*Written instruction*
Can all of these lines be returned exactly?

-- begin Task inputs --

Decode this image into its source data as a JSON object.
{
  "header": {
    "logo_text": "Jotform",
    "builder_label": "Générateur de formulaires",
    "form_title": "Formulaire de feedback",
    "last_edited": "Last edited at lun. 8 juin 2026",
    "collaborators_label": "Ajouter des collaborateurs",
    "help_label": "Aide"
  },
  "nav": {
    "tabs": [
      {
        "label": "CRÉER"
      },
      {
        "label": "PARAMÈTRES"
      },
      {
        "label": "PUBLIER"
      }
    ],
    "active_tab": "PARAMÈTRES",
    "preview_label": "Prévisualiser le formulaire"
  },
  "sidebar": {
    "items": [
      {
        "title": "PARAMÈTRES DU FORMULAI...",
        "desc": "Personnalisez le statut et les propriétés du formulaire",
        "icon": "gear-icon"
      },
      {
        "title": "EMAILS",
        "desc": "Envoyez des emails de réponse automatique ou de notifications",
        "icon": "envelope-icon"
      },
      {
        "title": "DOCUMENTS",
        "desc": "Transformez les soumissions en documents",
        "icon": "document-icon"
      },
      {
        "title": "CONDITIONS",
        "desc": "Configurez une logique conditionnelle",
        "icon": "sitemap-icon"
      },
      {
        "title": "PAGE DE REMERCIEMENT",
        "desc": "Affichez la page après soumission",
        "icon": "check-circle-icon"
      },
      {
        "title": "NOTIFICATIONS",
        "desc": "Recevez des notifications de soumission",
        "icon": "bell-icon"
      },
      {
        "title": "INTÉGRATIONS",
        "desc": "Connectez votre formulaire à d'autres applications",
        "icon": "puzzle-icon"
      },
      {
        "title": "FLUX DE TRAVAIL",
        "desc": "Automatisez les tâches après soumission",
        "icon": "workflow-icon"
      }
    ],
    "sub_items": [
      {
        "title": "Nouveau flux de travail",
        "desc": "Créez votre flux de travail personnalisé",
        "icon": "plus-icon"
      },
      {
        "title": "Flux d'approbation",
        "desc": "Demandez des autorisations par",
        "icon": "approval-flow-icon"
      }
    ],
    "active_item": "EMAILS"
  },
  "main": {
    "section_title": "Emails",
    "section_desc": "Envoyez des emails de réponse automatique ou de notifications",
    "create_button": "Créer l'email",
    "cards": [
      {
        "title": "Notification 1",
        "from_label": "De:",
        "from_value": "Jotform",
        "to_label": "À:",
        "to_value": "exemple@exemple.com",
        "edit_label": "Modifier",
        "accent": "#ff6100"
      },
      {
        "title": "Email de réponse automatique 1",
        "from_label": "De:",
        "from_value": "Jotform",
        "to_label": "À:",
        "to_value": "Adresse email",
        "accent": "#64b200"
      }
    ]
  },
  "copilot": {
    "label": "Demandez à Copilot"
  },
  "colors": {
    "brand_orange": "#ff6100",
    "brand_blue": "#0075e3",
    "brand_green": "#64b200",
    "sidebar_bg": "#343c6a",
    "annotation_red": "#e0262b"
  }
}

-- end Task inputs --

*Complete output*
Decode this image into its source data as a JSON object.
{
  "header": {
    "logo_text": "Jotform",
    "builder_label": "Générateur de formulaires",
    "form_title": "Formulaire de feedback",
    "last_edited": "Last edited at lun. 8 juin 2026",
    "collaborators_label": "Ajouter des collaborateurs",
    "help_label": "Aide"
  },
  "nav": {
    "tabs": [
      {
        "label": "CRÉER"
      },
      {
        "label": "PARAMÈTRES"
      },
      {
        "label": "PUBLIER"
      }
    ],
    "active_tab": "PARAMÈTRES",
    "preview_label": "Prévisualiser le formulaire"
  },
  "sidebar": {
    "items": [
      {
        "title": "PARAMÈTRES DU FORMULAI...",
        "desc": "Personnalisez le statut et les propriétés du formulaire",
        "icon": "gear-icon"
      },
      {
        "title": "EMAILS",
        "desc": "Envoyez des emails de réponse automatique ou de notifications",
        "icon": "envelope-icon"
      },
      {
        "title": "DOCUMENTS",
        "desc": "Transformez les soumissions en documents",
        "icon": "document-icon"
      },
      {
        "title": "CONDITIONS",
        "desc": "Configurez une logique conditionnelle",
        "icon": "sitemap-icon"
      },
      {
        "title": "PAGE DE REMERCIEMENT",
        "desc": "Affichez la page après soumission",
        "icon": "check-circle-icon"
      },
      {
        "title": "NOTIFICATIONS",
        "desc": "Recevez des notifications de soumission",
        "icon": "bell-icon"
      },
      {
        "title": "INTÉGRATIONS",
        "desc": "Connectez votre formulaire à d'autres applications",
        "icon": "puzzle-icon"
      },
      {
        "title": "FLUX DE TRAVAIL",
        "desc": "Automatisez les tâches après soumission",
        "icon": "workflow-icon"
      }
    ],
    "sub_items": [
      {
        "title": "Nouveau flux de travail",
        "desc": "Créez votre flux de travail personnalisé",
        "icon": "plus-icon"
      },
      {
        "title": "Flux d'approbation",
        "desc": "Demandez des autorisations par",
        "icon": "approval-flow-icon"
      }
    ],
    "active_item": "EMAILS"
  },
  "main": {
    "section_title": "Emails",
    "section_desc": "Envoyez des emails de réponse automatique ou de notifications",
    "create_button": "Créer l'email",
    "cards": [
      {
        "title": "Notification 1",
        "from_label": "De:",
        "from_value": "Jotform",
        "to_label": "À:",
        "to_value": "exemple@exemple.com",
        "edit_label": "Modifier",
        "accent": "#ff6100"
      },
      {
        "title": "Email de réponse automatique 1",
        "from_label": "De:",
        "from_value": "Jotform",
        "to_label": "À:",
        "to_value": "Adresse email",
        "accent": "#64b200"
      }
    ]
  },
  "copilot": {
    "label": "Demandez à Copilot"
  },
  "colors": {
    "brand_orange": "#ff6100",
    "brand_blue": "#0075e3",
    "brand_green": "#64b200",
    "sidebar_bg": "#343c6a",
    "annotation_red": "#e0262b"
  }
}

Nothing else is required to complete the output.